Set down each entry from the block beneath, exactly as written.

# start of DATA RECORDS

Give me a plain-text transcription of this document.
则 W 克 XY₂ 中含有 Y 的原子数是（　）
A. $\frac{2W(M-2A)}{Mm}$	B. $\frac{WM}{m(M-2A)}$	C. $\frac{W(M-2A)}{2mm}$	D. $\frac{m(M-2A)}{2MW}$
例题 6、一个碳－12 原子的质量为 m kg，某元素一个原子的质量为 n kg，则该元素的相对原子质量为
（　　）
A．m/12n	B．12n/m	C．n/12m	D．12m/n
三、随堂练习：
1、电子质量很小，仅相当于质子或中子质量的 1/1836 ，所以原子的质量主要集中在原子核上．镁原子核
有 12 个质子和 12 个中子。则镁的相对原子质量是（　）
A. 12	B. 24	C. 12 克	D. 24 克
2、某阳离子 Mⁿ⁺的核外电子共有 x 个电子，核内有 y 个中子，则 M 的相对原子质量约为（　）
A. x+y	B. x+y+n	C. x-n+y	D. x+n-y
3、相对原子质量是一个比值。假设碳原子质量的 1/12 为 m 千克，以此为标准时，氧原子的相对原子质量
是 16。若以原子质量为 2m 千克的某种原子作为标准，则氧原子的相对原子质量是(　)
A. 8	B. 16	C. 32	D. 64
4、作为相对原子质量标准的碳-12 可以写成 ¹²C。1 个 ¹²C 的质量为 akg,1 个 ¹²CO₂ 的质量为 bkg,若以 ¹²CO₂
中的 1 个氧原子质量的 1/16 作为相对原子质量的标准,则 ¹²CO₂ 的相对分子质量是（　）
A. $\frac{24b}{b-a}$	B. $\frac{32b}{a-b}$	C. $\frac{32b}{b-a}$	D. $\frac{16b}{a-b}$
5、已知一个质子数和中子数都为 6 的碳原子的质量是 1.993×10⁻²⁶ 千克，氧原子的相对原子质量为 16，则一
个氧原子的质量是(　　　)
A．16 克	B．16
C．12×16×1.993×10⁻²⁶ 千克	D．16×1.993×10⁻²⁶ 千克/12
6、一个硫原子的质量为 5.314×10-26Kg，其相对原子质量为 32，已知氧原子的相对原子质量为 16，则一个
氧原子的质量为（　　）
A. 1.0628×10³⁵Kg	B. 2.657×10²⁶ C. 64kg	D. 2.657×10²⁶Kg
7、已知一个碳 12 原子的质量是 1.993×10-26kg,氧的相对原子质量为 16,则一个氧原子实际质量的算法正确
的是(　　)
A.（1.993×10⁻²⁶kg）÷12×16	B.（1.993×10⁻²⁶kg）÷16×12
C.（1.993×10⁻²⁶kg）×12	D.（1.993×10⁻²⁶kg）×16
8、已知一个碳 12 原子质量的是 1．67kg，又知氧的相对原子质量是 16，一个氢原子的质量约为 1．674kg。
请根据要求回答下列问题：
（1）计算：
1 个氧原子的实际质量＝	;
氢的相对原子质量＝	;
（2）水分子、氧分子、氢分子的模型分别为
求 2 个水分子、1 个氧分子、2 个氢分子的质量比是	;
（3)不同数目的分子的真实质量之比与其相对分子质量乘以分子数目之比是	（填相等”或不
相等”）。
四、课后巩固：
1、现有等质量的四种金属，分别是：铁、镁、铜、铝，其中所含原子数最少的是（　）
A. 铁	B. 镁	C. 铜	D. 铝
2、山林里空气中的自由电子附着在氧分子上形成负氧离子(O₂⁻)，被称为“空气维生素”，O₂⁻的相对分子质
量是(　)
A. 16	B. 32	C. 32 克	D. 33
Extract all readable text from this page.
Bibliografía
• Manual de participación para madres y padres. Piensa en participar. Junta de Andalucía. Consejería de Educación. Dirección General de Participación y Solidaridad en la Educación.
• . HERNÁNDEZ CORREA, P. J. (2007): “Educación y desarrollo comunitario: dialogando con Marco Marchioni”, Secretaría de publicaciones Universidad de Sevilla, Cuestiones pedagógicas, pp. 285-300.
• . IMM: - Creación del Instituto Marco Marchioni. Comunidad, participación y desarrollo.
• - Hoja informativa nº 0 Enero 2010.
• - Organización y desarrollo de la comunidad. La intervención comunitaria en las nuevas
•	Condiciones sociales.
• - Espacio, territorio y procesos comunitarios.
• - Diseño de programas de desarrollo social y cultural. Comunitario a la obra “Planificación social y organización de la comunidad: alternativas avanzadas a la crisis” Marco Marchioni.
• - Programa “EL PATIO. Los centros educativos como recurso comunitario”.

# end of DATA RECORDS

**REPLY:**
Give me a plain-text transcription of this document.
则 W 克 XY₂ 中含有 Y 的原子数是（　）
A. $\frac{2W(M-2A)}{Mm}$	B. $\frac{WM}{m(M-2A)}$	C. $\frac{W(M-2A)}{2mm}$	D. $\frac{m(M-2A)}{2MW}$
例题 6、一个碳－12 原子的质量为 m kg，某元素一个原子的质量为 n kg，则该元素的相对原子质量为
（　　）
A．m/12n	B．12n/m	C．n/12m	D．12m/n
三、随堂练习：
1、电子质量很小，仅相当于质子或中子质量的 1/1836 ，所以原子的质量主要集中在原子核上．镁原子核
有 12 个质子和 12 个中子。则镁的相对原子质量是（　）
A. 12	B. 24	C. 12 克	D. 24 克
2、某阳离子 Mⁿ⁺的核外电子共有 x 个电子，核内有 y 个中子，则 M 的相对原子质量约为（　）
A. x+y	B. x+y+n	C. x-n+y	D. x+n-y
3、相对原子质量是一个比值。假设碳原子质量的 1/12 为 m 千克，以此为标准时，氧原子的相对原子质量
是 16。若以原子质量为 2m 千克的某种原子作为标准，则氧原子的相对原子质量是(　)
A. 8	B. 16	C. 32	D. 64
4、作为相对原子质量标准的碳-12 可以写成 ¹²C。1 个 ¹²C 的质量为 akg,1 个 ¹²CO₂ 的质量为 bkg,若以 ¹²CO₂
中的 1 个氧原子质量的 1/16 作为相对原子质量的标准,则 ¹²CO₂ 的相对分子质量是（　）
A. $\frac{24b}{b-a}$	B. $\frac{32b}{a-b}$	C. $\frac{32b}{b-a}$	D. $\frac{16b}{a-b}$
5、已知一个质子数和中子数都为 6 的碳原子的质量是 1.993×10⁻²⁶ 千克，氧原子的相对原子质量为 16，则一
个氧原子的质量是(　　　)
A．16 克	B．16
C．12×16×1.993×10⁻²⁶ 千克	D．16×1.993×10⁻²⁶ 千克/12
6、一个硫原子的质量为 5.314×10-26Kg，其相对原子质量为 32，已知氧原子的相对原子质量为 16，则一个
氧原子的质量为（　　）
A. 1.0628×10³⁵Kg	B. 2.657×10²⁶ C. 64kg	D. 2.657×10²⁶Kg
7、已知一个碳 12 原子的质量是 1.993×10-26kg,氧的相对原子质量为 16,则一个氧原子实际质量的算法正确
的是(　　)
A.（1.993×10⁻²⁶kg）÷12×16	B.（1.993×10⁻²⁶kg）÷16×12
C.（1.993×10⁻²⁶kg）×12	D.（1.993×10⁻²⁶kg）×16
8、已知一个碳 12 原子质量的是 1．67kg，又知氧的相对原子质量是 16，一个氢原子的质量约为 1．674kg。
请根据要求回答下列问题：
（1）计算：
1 个氧原子的实际质量＝	;
氢的相对原子质量＝	;
（2）水分子、氧分子、氢分子的模型分别为
求 2 个水分子、1 个氧分子、2 个氢分子的质量比是	;
（3)不同数目的分子的真实质量之比与其相对分子质量乘以分子数目之比是	（填相等”或不
相等”）。
四、课后巩固：
1、现有等质量的四种金属，分别是：铁、镁、铜、铝，其中所含原子数最少的是（　）
A. 铁	B. 镁	C. 铜	D. 铝
2、山林里空气中的自由电子附着在氧分子上形成负氧离子(O₂⁻)，被称为“空气维生素”，O₂⁻的相对分子质
量是(　)
A. 16	B. 32	C. 32 克	D. 33
Extract all readable text from this page.
Bibliografía
• Manual de participación para madres y padres. Piensa en participar. Junta de Andalucía. Consejería de Educación. Dirección General de Participación y Solidaridad en la Educación.
• . HERNÁNDEZ CORREA, P. J. (2007): “Educación y desarrollo comunitario: dialogando con Marco Marchioni”, Secretaría de publicaciones Universidad de Sevilla, Cuestiones pedagógicas, pp. 285-300.
• . IMM: - Creación del Instituto Marco Marchioni. Comunidad, participación y desarrollo.
• - Hoja informativa nº 0 Enero 2010.
• - Organización y desarrollo de la comunidad. La intervención comunitaria en las nuevas
•	Condiciones sociales.
• - Espacio, territorio y procesos comunitarios.
• - Diseño de programas de desarrollo social y cultural. Comunitario a la obra “Planificación social y organización de la comunidad: alternativas avanzadas a la crisis” Marco Marchioni.
• - Programa “EL PATIO. Los centros educativos como recurso comunitario”.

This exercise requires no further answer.